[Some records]
^^^^^^^^

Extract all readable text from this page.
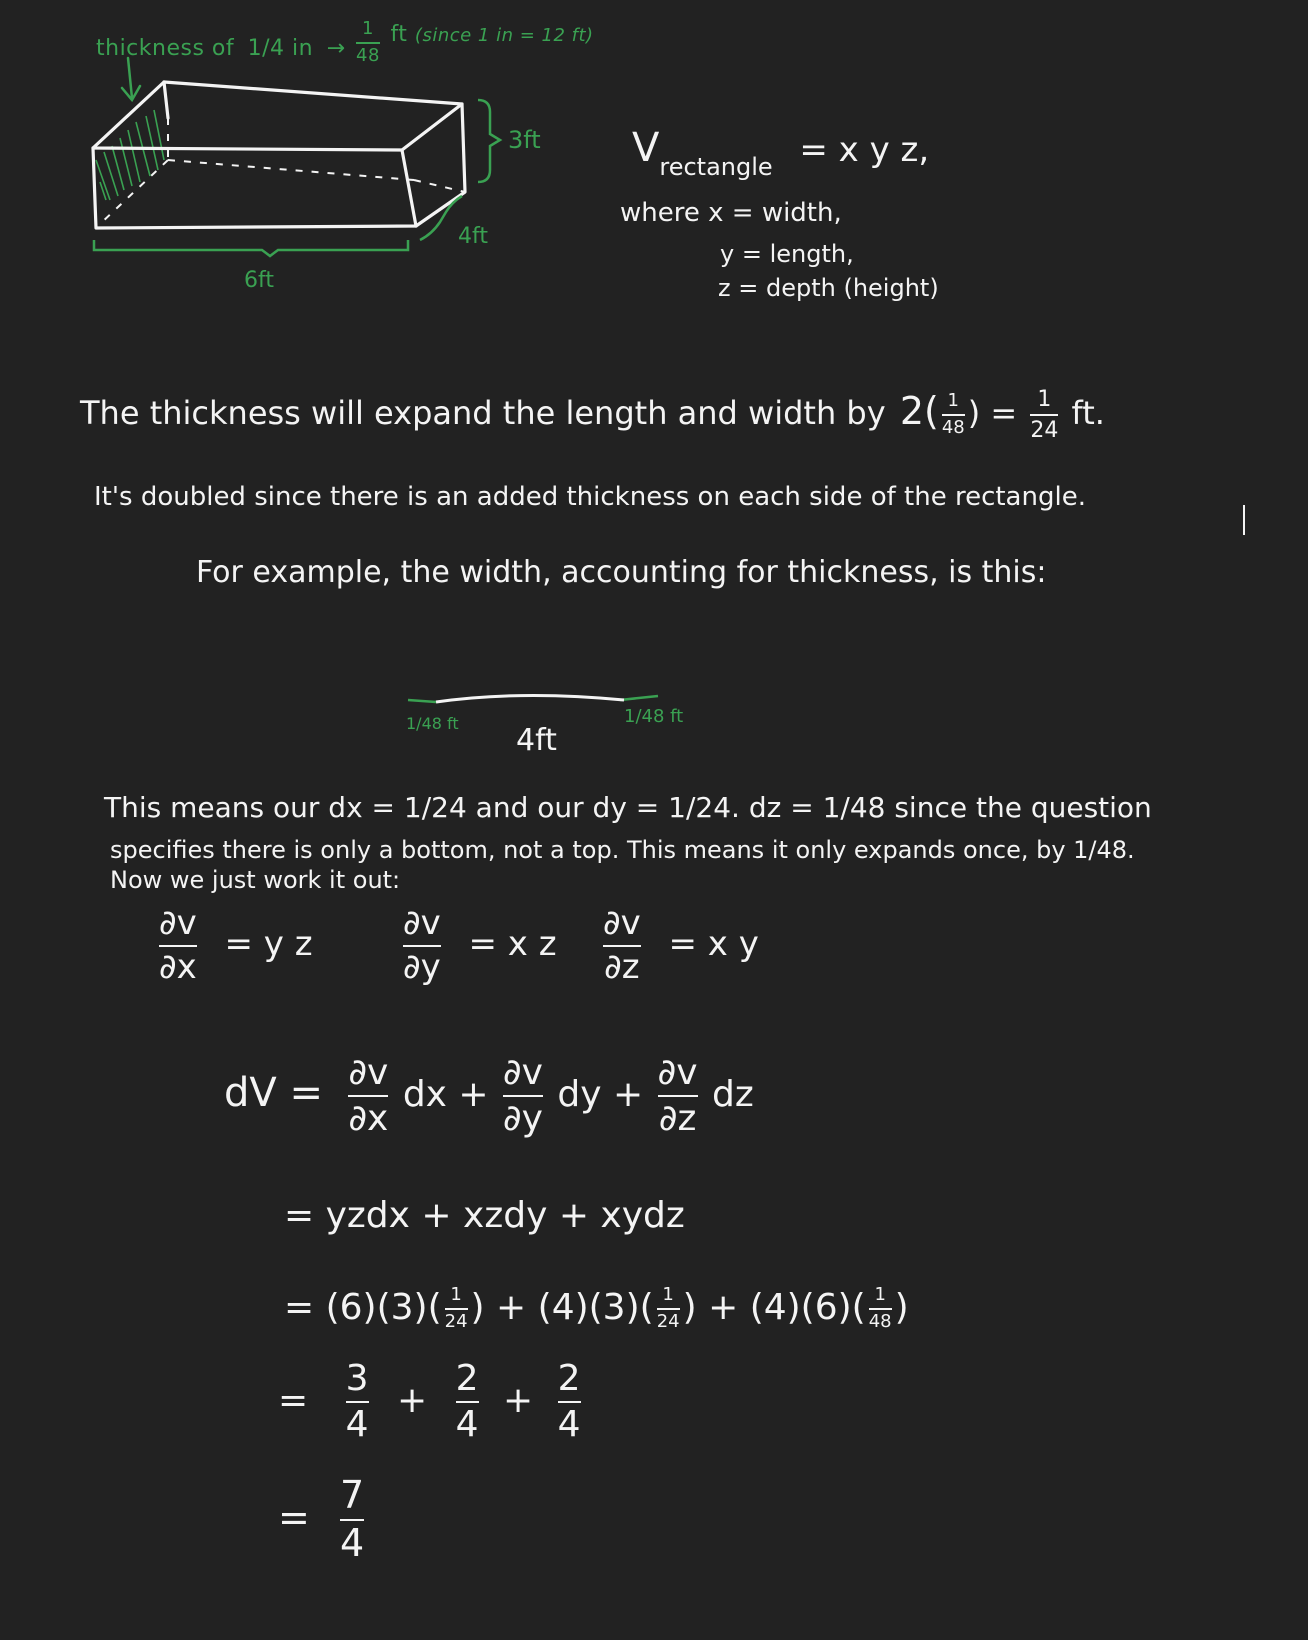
thickness of 1/4 in → $\frac{1}{48}$ ft $^{(since 1 in = 12 ft)}$
3ft
4ft
6ft
$V_{rectangle} = x$ y z,
where x = width,
y = length,
z = depth (height)
The thickness will expand the length and width by $2( \frac{1}{48}$ ) = $\frac{1}{24}$ ft.
It's doubled since there is an added thickness on each side of the rectangle.
For example, the width, accounting for thickness, is this:
1/48 ft	1/48 ft
4ft
This means our dx = 1/24 and our dy = 1/24. dz = 1/48 since the question
specifies there is only a bottom, not a top. This means it only expands once, by 1/48.
Now we just work it out:
$\frac{\partial v}{\partial x} = y$ z	$\frac{\partial v}{\partial y} = x$ z $\frac{\partial v}{\partial z} = x$ y
dV = $\frac{\partial v}{\partial x}$ dx + $\frac{\partial v}{\partial y}$ dy + $\frac{\partial v}{\partial z}$ dz
= yzdx + xzdy + xydz
= $(6)(3)( \frac{1}{24}$ ) + $(4)(3)( \frac{1}{24}$ ) + $(4)(6)( \frac{1}{48}$ )
= $\frac{3}{4} + \frac{2}{4} + \frac{2}{4}$
= $\frac{7}{4}$
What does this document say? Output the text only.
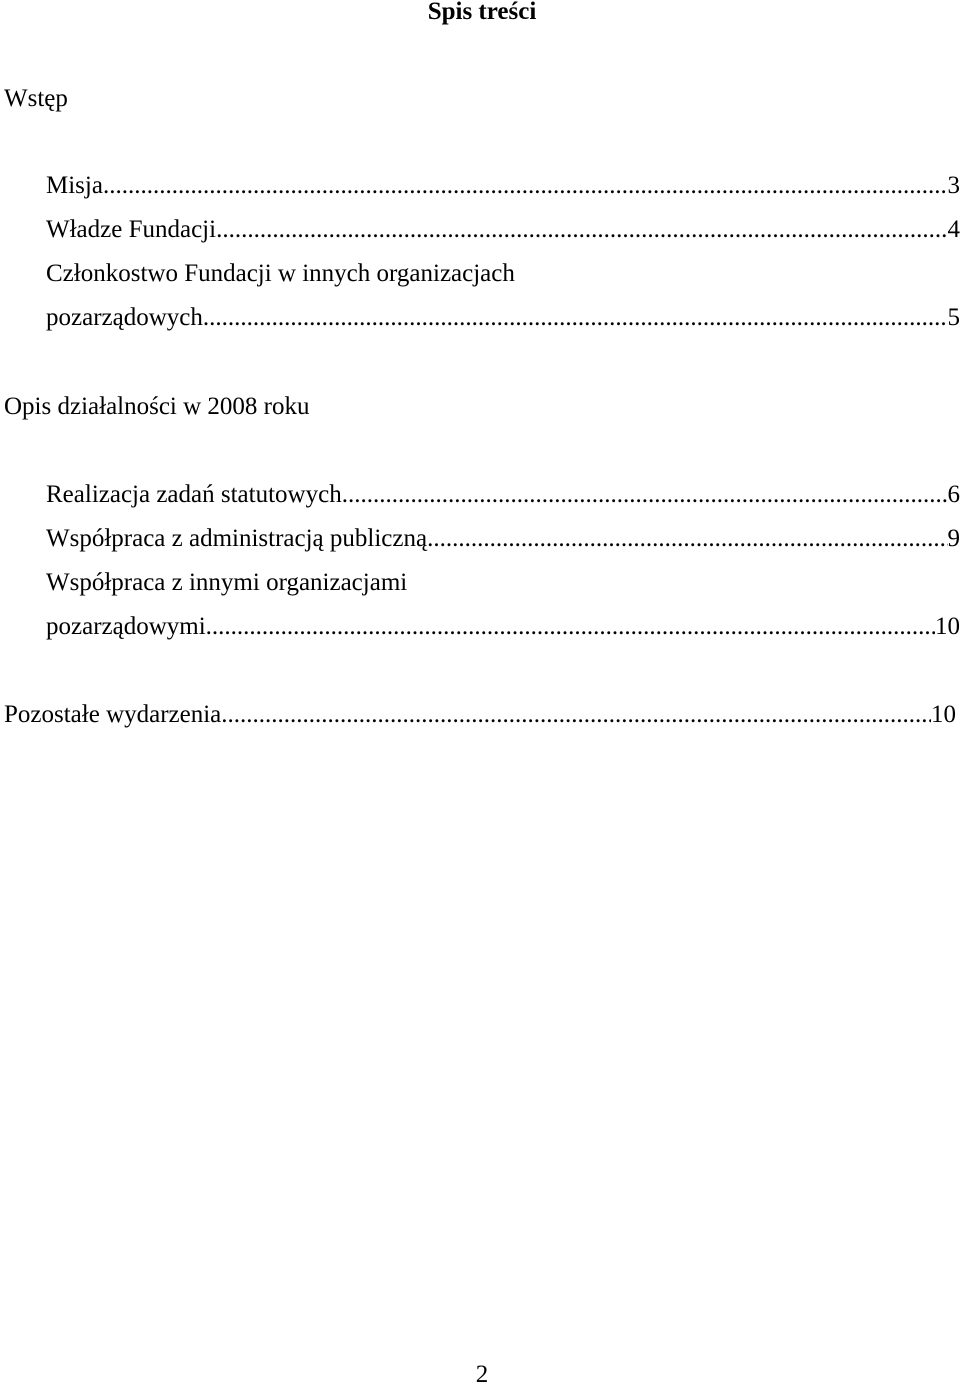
Spis treści
Wstęp
Misja .....	3
Władze Fundacji .....	4
Członkostwo Fundacji w innych organizacjach
pozarządowych .....	5
Opis działalności w 2008 roku
Realizacja zadań statutowych .....	6
Współpraca z administracją publiczną .....	9
Współpraca z innymi organizacjami
pozarządowymi .....	10
Pozostałe wydarzenia .....	10
2
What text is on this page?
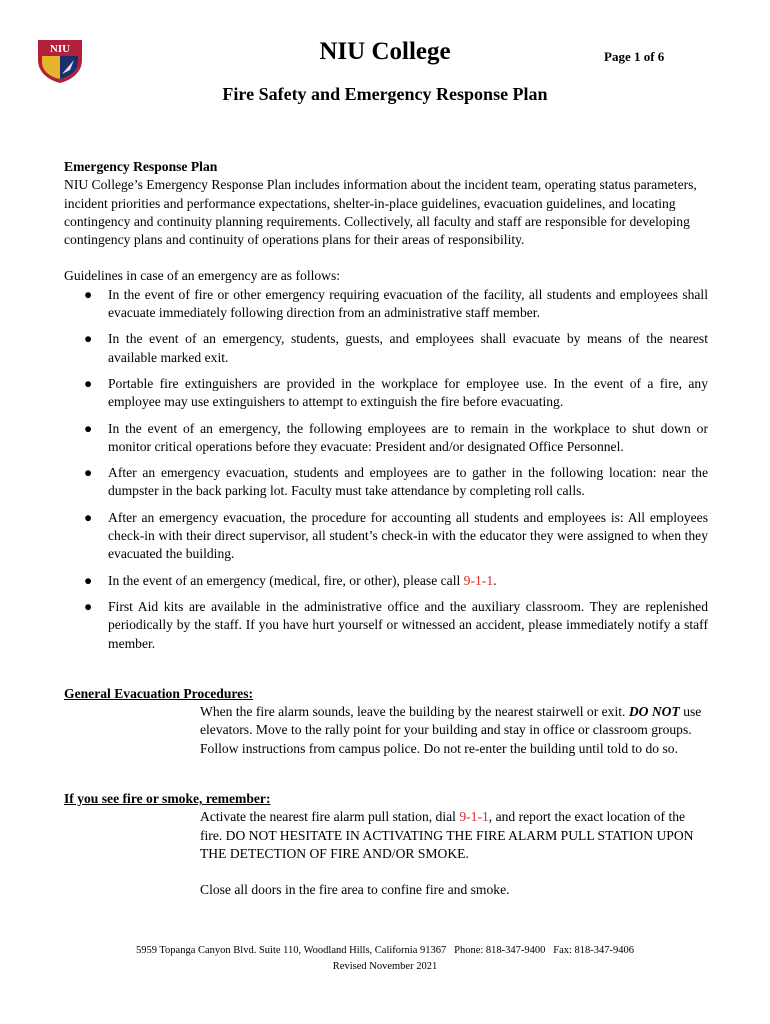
NIU	NIU College	Page 1 of 6
Fire Safety and Emergency Response Plan
Emergency Response Plan
NIU College’s Emergency Response Plan includes information about the incident team, operating status parameters, incident priorities and performance expectations, shelter-in-place guidelines, evacuation guidelines, and locating contingency and continuity planning requirements. Collectively, all faculty and staff are responsible for developing contingency plans and continuity of operations plans for their areas of responsibility.
Guidelines in case of an emergency are as follows:
● In the event of fire or other emergency requiring evacuation of the facility, all students and employees shall evacuate immediately following direction from an administrative staff member.
● In the event of an emergency, students, guests, and employees shall evacuate by means of the nearest available marked exit.
● Portable fire extinguishers are provided in the workplace for employee use. In the event of a fire, any employee may use extinguishers to attempt to extinguish the fire before evacuating.
● In the event of an emergency, the following employees are to remain in the workplace to shut down or monitor critical operations before they evacuate: President and/or designated Office Personnel.
● After an emergency evacuation, students and employees are to gather in the following location: near the dumpster in the back parking lot. Faculty must take attendance by completing roll calls.
● After an emergency evacuation, the procedure for accounting all students and employees is: All employees check-in with their direct supervisor, all student’s check-in with the educator they were assigned to when they evacuated the building.
● In the event of an emergency (medical, fire, or other), please call 9-1-1.
● First Aid kits are available in the administrative office and the auxiliary classroom. They are replenished periodically by the staff. If you have hurt yourself or witnessed an accident, please immediately notify a staff member.
General Evacuation Procedures:
When the fire alarm sounds, leave the building by the nearest stairwell or exit. DO NOT use elevators. Move to the rally point for your building and stay in office or classroom groups. Follow instructions from campus police. Do not re-enter the building until told to do so.
If you see fire or smoke, remember:
Activate the nearest fire alarm pull station, dial 9-1-1, and report the exact location of the fire. DO NOT HESITATE IN ACTIVATING THE FIRE ALARM PULL STATION UPON THE DETECTION OF FIRE AND/OR SMOKE.
Close all doors in the fire area to confine fire and smoke.
5959 Topanga Canyon Blvd. Suite 110, Woodland Hills, California 91367   Phone: 818-347-9400   Fax: 818-347-9406
Revised November 2021
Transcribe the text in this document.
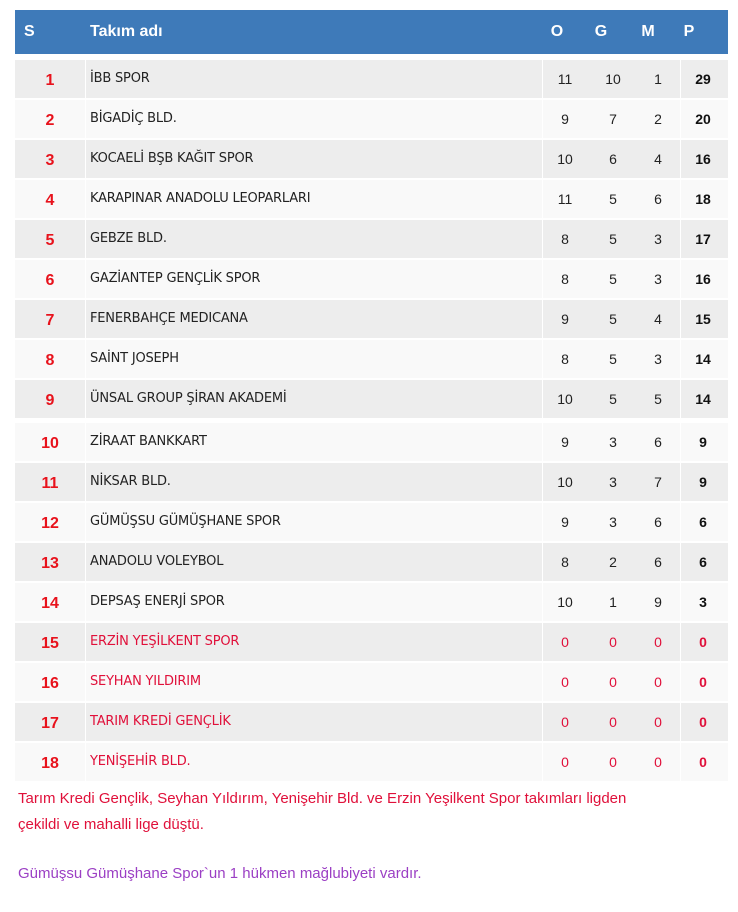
S	Takım adı	O G M P
1	İBB SPOR	11	10	1	29
2	BİGADİÇ BLD.	9	7	2	20
3	KOCAELİ BŞB KAĞIT SPOR	10	6	4	16
4	KARAPINAR ANADOLU LEOPARLARI	11	5	6	18
5	GEBZE BLD.	8	5	3	17
6	GAZİANTEP GENÇLİK SPOR	8	5	3	16
7	FENERBAHÇE MEDICANA	9	5	4	15
8	SAİNT JOSEPH	8	5	3	14
9	ÜNSAL GROUP ŞİRAN AKADEMİ	10	5	5	14
10	ZİRAAT BANKKART	9	3	6	9
11	NİKSAR BLD.	10	3	7	9
12	GÜMÜŞSU GÜMÜŞHANE SPOR	9	3	6	6
13	ANADOLU VOLEYBOL	8	2	6	6
14	DEPSAŞ ENERJİ SPOR	10	1	9	3
15	ERZİN YEŞİLKENT SPOR	0	0	0	0
16	SEYHAN YILDIRIM	0	0	0	0
17	TARIM KREDİ GENÇLİK	0	0	0	0
18	YENİŞEHİR BLD.	0	0	0	0
Tarım Kredi Gençlik, Seyhan Yıldırım, Yenişehir Bld. ve Erzin Yeşilkent Spor takımları ligden çekildi ve mahalli lige düştü.
Gümüşsu Gümüşhane Spor`un 1 hükmen mağlubiyeti vardır.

^^^^^^^^

Tell how many lines of the records above hold the string "What". Give no other text.

RESULT FOR THIS TASK:
2